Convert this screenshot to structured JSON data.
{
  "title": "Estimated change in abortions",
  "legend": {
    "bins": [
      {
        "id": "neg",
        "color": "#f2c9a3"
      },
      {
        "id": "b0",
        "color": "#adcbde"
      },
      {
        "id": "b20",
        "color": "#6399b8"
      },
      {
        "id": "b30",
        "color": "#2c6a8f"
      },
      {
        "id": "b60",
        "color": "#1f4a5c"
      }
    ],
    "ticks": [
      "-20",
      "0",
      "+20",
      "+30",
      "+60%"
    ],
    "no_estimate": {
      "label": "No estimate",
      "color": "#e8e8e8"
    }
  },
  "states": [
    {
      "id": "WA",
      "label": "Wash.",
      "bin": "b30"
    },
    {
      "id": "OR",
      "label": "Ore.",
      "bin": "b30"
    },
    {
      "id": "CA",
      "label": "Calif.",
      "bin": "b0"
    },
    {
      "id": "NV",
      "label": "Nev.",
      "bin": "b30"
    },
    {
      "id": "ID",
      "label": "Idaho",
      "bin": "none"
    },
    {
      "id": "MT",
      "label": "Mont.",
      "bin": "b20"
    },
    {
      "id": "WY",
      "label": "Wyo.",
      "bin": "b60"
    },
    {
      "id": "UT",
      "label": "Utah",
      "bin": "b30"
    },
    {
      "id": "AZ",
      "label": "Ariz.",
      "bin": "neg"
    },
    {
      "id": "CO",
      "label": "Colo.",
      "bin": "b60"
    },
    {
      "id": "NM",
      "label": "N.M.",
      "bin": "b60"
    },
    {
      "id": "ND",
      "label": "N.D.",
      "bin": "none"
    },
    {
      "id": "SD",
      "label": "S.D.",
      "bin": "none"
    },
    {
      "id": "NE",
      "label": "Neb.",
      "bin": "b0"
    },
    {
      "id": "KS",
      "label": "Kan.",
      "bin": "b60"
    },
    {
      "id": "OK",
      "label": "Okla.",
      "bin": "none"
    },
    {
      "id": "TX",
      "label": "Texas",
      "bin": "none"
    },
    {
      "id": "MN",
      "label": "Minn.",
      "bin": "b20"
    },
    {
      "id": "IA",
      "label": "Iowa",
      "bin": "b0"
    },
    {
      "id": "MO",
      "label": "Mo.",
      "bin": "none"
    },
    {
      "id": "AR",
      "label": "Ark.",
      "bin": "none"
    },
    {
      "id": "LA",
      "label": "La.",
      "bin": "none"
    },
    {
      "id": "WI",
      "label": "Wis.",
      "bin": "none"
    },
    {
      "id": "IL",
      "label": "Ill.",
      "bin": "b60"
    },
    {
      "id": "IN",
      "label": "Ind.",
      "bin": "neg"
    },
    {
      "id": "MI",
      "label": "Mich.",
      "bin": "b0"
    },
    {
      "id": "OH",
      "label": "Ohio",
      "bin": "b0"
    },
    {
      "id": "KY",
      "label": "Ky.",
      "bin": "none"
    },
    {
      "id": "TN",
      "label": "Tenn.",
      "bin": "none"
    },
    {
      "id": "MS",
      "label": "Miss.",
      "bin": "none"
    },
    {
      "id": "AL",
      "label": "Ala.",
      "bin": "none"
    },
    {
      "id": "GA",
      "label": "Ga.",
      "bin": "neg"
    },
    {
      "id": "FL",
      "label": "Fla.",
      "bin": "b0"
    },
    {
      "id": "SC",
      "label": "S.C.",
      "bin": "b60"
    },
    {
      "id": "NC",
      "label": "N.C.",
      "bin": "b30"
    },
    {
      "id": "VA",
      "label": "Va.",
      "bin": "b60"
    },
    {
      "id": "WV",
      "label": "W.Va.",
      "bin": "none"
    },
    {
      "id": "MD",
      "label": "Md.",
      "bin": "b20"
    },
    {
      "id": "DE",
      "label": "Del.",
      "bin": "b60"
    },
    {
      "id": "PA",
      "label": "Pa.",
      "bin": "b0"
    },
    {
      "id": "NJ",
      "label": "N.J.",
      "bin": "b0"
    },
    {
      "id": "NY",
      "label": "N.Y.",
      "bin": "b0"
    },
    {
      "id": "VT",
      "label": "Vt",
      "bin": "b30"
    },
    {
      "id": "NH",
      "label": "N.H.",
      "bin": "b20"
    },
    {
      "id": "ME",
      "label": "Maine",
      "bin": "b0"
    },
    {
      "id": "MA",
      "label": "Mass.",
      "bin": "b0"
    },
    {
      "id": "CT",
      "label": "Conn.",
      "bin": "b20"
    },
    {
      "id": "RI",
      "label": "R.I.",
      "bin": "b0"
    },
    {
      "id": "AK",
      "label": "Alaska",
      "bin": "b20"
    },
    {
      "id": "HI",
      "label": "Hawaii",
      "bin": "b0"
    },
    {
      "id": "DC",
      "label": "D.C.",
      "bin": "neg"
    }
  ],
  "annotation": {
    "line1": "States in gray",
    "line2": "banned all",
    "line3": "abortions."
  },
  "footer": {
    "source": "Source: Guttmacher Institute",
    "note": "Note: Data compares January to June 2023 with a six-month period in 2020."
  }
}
● ● ● ● ●
§ **Set task**: Word for word, write out the data.

§ **Reply to the exercise**:
Convert this screenshot to structured JSON data.
{
  "title": "Estimated change in abortions",
  "legend": {
    "bins": [
      {
        "id": "neg",
        "color": "#f2c9a3"
      },
      {
        "id": "b0",
        "color": "#adcbde"
      },
      {
        "id": "b20",
        "color": "#6399b8"
      },
      {
        "id": "b30",
        "color": "#2c6a8f"
      },
      {
        "id": "b60",
        "color": "#1f4a5c"
      }
    ],
    "ticks": [
      "-20",
      "0",
      "+20",
      "+30",
      "+60%"
    ],
    "no_estimate": {
      "label": "No estimate",
      "color": "#e8e8e8"
    }
  },
  "states": [
    {
      "id": "WA",
      "label": "Wash.",
      "bin": "b30"
    },
    {
      "id": "OR",
      "label": "Ore.",
      "bin": "b30"
    },
    {
      "id": "CA",
      "label": "Calif.",
      "bin": "b0"
    },
    {
      "id": "NV",
      "label": "Nev.",
      "bin": "b30"
    },
    {
      "id": "ID",
      "label": "Idaho",
      "bin": "none"
    },
    {
      "id": "MT",
      "label": "Mont.",
      "bin": "b20"
    },
    {
      "id": "WY",
      "label": "Wyo.",
      "bin": "b60"
    },
    {
      "id": "UT",
      "label": "Utah",
      "bin": "b30"
    },
    {
      "id": "AZ",
      "label": "Ariz.",
      "bin": "neg"
    },
    {
      "id": "CO",
      "label": "Colo.",
      "bin": "b60"
    },
    {
      "id": "NM",
      "label": "N.M.",
      "bin": "b60"
    },
    {
      "id": "ND",
      "label": "N.D.",
      "bin": "none"
    },
    {
      "id": "SD",
      "label": "S.D.",
      "bin": "none"
    },
    {
      "id": "NE",
      "label": "Neb.",
      "bin": "b0"
    },
    {
      "id": "KS",
      "label": "Kan.",
      "bin": "b60"
    },
    {
      "id": "OK",
      "label": "Okla.",
      "bin": "none"
    },
    {
      "id": "TX",
      "label": "Texas",
      "bin": "none"
    },
    {
      "id": "MN",
      "label": "Minn.",
      "bin": "b20"
    },
    {
      "id": "IA",
      "label": "Iowa",
      "bin": "b0"
    },
    {
      "id": "MO",
      "label": "Mo.",
      "bin": "none"
    },
    {
      "id": "AR",
      "label": "Ark.",
      "bin": "none"
    },
    {
      "id": "LA",
      "label": "La.",
      "bin": "none"
    },
    {
      "id": "WI",
      "label": "Wis.",
      "bin": "none"
    },
    {
      "id": "IL",
      "label": "Ill.",
      "bin": "b60"
    },
    {
      "id": "IN",
      "label": "Ind.",
      "bin": "neg"
    },
    {
      "id": "MI",
      "label": "Mich.",
      "bin": "b0"
    },
    {
      "id": "OH",
      "label": "Ohio",
      "bin": "b0"
    },
    {
      "id": "KY",
      "label": "Ky.",
      "bin": "none"
    },
    {
      "id": "TN",
      "label": "Tenn.",
      "bin": "none"
    },
    {
      "id": "MS",
      "label": "Miss.",
      "bin": "none"
    },
    {
      "id": "AL",
      "label": "Ala.",
      "bin": "none"
    },
    {
      "id": "GA",
      "label": "Ga.",
      "bin": "neg"
    },
    {
      "id": "FL",
      "label": "Fla.",
      "bin": "b0"
    },
    {
      "id": "SC",
      "label": "S.C.",
      "bin": "b60"
    },
    {
      "id": "NC",
      "label": "N.C.",
      "bin": "b30"
    },
    {
      "id": "VA",
      "label": "Va.",
      "bin": "b60"
    },
    {
      "id": "WV",
      "label": "W.Va.",
      "bin": "none"
    },
    {
      "id": "MD",
      "label": "Md.",
      "bin": "b20"
    },
    {
      "id": "DE",
      "label": "Del.",
      "bin": "b60"
    },
    {
      "id": "PA",
      "label": "Pa.",
      "bin": "b0"
    },
    {
      "id": "NJ",
      "label": "N.J.",
      "bin": "b0"
    },
    {
      "id": "NY",
      "label": "N.Y.",
      "bin": "b0"
    },
    {
      "id": "VT",
      "label": "Vt",
      "bin": "b30"
    },
    {
      "id": "NH",
      "label": "N.H.",
      "bin": "b20"
    },
    {
      "id": "ME",
      "label": "Maine",
      "bin": "b0"
    },
    {
      "id": "MA",
      "label": "Mass.",
      "bin": "b0"
    },
    {
      "id": "CT",
      "label": "Conn.",
      "bin": "b20"
    },
    {
      "id": "RI",
      "label": "R.I.",
      "bin": "b0"
    },
    {
      "id": "AK",
      "label": "Alaska",
      "bin": "b20"
    },
    {
      "id": "HI",
      "label": "Hawaii",
      "bin": "b0"
    },
    {
      "id": "DC",
      "label": "D.C.",
      "bin": "neg"
    }
  ],
  "annotation": {
    "line1": "States in gray",
    "line2": "banned all",
    "line3": "abortions."
  },
  "footer": {
    "source": "Source: Guttmacher Institute",
    "note": "Note: Data compares January to June 2023 with a six-month period in 2020."
  }
}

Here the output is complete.